Only lines holding the word "JSON" should be copied from the material.

[Start PROVIDED ENTRIES]

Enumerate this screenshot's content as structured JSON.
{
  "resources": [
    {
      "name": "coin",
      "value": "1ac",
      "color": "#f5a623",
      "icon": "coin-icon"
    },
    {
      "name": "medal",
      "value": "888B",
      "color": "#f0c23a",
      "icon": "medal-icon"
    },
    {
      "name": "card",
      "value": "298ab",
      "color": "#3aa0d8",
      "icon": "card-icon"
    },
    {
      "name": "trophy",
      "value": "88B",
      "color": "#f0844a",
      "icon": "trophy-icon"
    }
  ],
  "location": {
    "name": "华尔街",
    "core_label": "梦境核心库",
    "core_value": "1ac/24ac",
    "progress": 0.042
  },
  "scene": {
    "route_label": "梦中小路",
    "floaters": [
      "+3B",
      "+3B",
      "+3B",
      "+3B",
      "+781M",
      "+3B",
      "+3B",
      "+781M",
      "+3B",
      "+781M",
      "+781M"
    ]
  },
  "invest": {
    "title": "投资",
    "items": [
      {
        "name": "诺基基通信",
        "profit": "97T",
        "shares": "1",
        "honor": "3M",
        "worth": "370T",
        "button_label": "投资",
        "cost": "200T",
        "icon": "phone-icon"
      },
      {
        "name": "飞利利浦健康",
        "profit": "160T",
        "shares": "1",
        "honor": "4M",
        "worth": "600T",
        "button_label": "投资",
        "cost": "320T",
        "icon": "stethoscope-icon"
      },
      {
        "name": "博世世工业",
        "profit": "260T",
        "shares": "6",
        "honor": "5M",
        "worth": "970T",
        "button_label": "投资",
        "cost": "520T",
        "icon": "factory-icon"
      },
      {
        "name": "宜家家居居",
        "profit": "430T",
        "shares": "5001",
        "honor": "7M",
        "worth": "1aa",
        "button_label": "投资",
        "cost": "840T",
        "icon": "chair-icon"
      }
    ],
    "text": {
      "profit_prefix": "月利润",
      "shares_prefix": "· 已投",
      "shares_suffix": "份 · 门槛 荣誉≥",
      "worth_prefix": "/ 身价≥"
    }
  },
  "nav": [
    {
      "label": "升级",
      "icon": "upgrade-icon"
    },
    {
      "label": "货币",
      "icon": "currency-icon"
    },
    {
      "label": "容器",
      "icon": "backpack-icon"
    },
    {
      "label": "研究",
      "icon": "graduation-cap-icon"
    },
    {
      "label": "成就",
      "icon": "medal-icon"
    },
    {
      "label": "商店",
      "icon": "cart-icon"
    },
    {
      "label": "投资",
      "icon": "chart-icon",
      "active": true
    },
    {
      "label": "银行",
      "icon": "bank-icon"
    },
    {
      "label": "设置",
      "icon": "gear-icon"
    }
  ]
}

[End PROVIDED ENTRIES]
[Start PROVIDED ENTRIES]

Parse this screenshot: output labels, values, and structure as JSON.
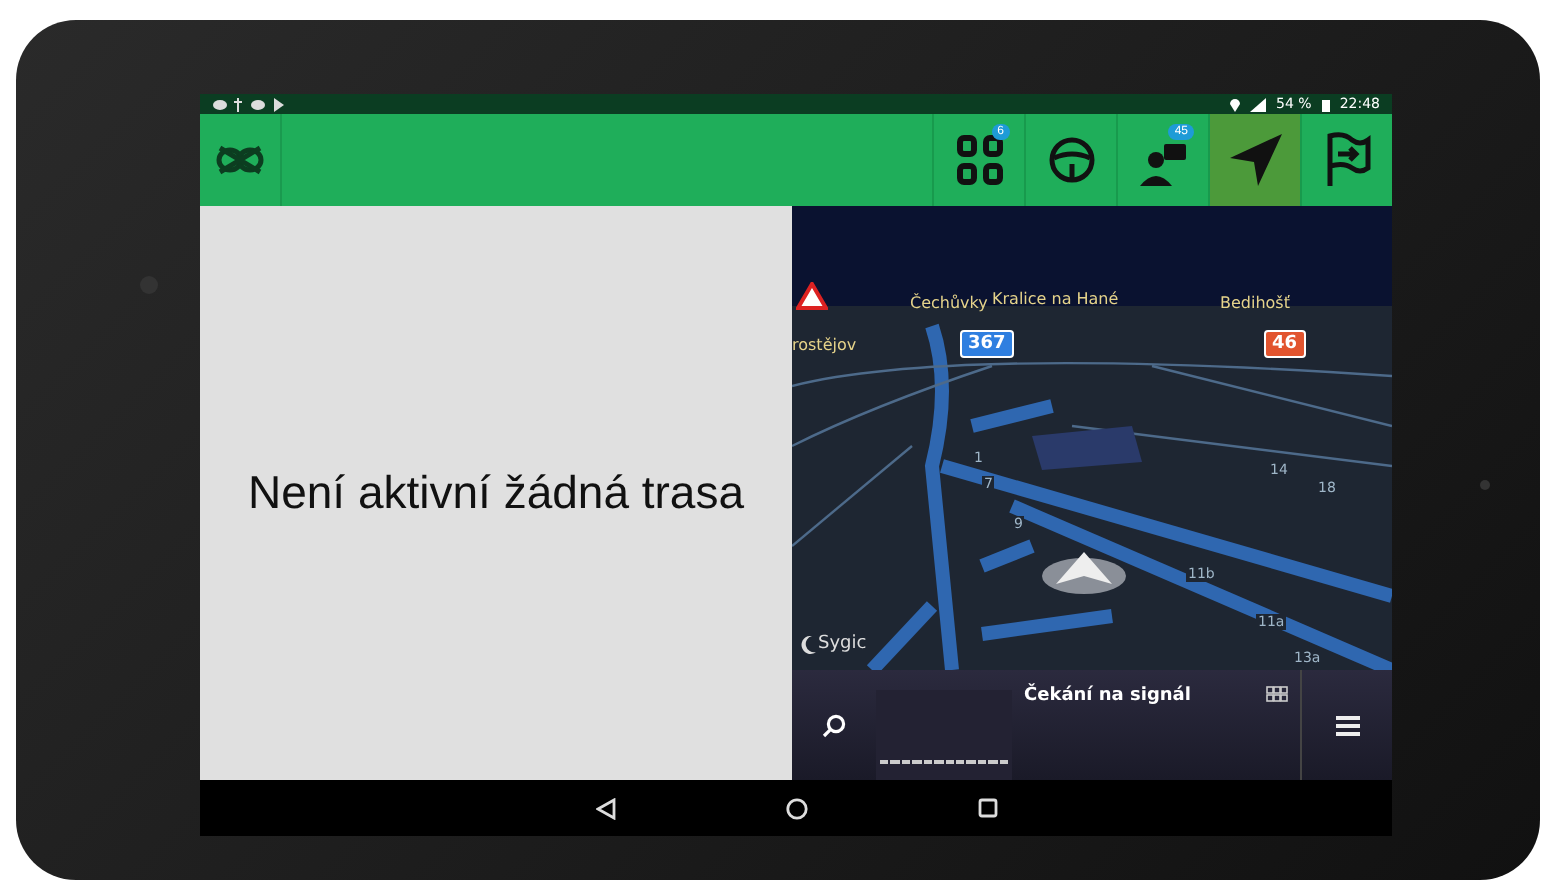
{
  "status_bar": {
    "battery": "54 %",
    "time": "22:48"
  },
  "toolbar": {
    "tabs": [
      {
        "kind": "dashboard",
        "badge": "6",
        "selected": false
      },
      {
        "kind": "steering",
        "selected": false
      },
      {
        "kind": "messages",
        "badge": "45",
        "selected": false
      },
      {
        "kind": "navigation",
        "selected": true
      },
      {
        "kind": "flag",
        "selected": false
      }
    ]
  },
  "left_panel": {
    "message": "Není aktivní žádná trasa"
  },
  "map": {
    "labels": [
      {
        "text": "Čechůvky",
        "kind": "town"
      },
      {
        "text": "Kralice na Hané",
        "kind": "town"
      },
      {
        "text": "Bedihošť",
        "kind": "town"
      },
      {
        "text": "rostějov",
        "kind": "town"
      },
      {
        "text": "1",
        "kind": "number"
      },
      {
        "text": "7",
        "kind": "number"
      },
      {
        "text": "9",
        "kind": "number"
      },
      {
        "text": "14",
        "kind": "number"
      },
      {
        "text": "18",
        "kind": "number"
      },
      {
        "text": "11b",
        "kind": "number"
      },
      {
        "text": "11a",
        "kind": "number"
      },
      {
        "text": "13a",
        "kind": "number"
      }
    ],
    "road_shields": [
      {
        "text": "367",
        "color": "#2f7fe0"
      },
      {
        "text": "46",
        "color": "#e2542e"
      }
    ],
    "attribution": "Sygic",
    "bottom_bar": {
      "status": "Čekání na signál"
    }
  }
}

[End PROVIDED ENTRIES]

CORRECT OUTPUT ->
Enumerate this screenshot's content as structured JSON.
Parse this screenshot: output labels, values, and structure as JSON.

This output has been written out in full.